- _What you need to do_
Repeat the listing in full, exactly as it stands.

+++ Data supplied +++

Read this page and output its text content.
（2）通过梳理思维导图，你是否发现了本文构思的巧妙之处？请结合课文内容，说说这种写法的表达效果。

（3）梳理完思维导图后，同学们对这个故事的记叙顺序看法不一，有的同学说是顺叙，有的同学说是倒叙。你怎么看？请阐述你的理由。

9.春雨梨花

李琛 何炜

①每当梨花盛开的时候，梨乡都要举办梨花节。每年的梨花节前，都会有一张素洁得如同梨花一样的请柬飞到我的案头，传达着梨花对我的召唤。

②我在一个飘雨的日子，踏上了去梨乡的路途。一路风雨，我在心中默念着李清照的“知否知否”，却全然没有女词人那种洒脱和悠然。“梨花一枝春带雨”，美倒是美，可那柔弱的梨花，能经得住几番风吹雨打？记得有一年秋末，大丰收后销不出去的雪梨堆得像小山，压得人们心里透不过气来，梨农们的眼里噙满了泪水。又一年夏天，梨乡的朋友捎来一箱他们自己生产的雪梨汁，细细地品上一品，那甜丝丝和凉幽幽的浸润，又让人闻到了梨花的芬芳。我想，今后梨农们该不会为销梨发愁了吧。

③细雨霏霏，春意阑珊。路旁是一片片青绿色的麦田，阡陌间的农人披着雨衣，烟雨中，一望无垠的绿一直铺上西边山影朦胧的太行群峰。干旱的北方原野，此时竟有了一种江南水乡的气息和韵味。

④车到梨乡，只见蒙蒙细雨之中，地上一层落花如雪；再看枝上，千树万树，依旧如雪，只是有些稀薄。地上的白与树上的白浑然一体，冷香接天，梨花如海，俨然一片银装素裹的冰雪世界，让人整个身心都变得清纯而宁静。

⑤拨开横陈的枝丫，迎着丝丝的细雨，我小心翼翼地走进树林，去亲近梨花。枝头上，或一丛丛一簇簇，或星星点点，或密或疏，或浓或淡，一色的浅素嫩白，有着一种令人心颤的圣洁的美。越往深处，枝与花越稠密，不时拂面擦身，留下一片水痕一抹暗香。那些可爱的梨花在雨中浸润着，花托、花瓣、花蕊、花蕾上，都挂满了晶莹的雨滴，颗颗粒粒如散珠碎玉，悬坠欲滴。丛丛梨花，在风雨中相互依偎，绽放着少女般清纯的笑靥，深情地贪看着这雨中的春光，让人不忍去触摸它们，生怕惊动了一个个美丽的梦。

+++

- _Solution to this task_
Read this page and output its text content.
（2）通过梳理思维导图，你是否发现了本文构思的巧妙之处？请结合课文内容，说说这种写法的表达效果。

（3）梳理完思维导图后，同学们对这个故事的记叙顺序看法不一，有的同学说是顺叙，有的同学说是倒叙。你怎么看？请阐述你的理由。

9.春雨梨花

李琛 何炜

①每当梨花盛开的时候，梨乡都要举办梨花节。每年的梨花节前，都会有一张素洁得如同梨花一样的请柬飞到我的案头，传达着梨花对我的召唤。

②我在一个飘雨的日子，踏上了去梨乡的路途。一路风雨，我在心中默念着李清照的“知否知否”，却全然没有女词人那种洒脱和悠然。“梨花一枝春带雨”，美倒是美，可那柔弱的梨花，能经得住几番风吹雨打？记得有一年秋末，大丰收后销不出去的雪梨堆得像小山，压得人们心里透不过气来，梨农们的眼里噙满了泪水。又一年夏天，梨乡的朋友捎来一箱他们自己生产的雪梨汁，细细地品上一品，那甜丝丝和凉幽幽的浸润，又让人闻到了梨花的芬芳。我想，今后梨农们该不会为销梨发愁了吧。

③细雨霏霏，春意阑珊。路旁是一片片青绿色的麦田，阡陌间的农人披着雨衣，烟雨中，一望无垠的绿一直铺上西边山影朦胧的太行群峰。干旱的北方原野，此时竟有了一种江南水乡的气息和韵味。

④车到梨乡，只见蒙蒙细雨之中，地上一层落花如雪；再看枝上，千树万树，依旧如雪，只是有些稀薄。地上的白与树上的白浑然一体，冷香接天，梨花如海，俨然一片银装素裹的冰雪世界，让人整个身心都变得清纯而宁静。

⑤拨开横陈的枝丫，迎着丝丝的细雨，我小心翼翼地走进树林，去亲近梨花。枝头上，或一丛丛一簇簇，或星星点点，或密或疏，或浓或淡，一色的浅素嫩白，有着一种令人心颤的圣洁的美。越往深处，枝与花越稠密，不时拂面擦身，留下一片水痕一抹暗香。那些可爱的梨花在雨中浸润着，花托、花瓣、花蕊、花蕾上，都挂满了晶莹的雨滴，颗颗粒粒如散珠碎玉，悬坠欲滴。丛丛梨花，在风雨中相互依偎，绽放着少女般清纯的笑靥，深情地贪看着这雨中的春光，让人不忍去触摸它们，生怕惊动了一个个美丽的梦。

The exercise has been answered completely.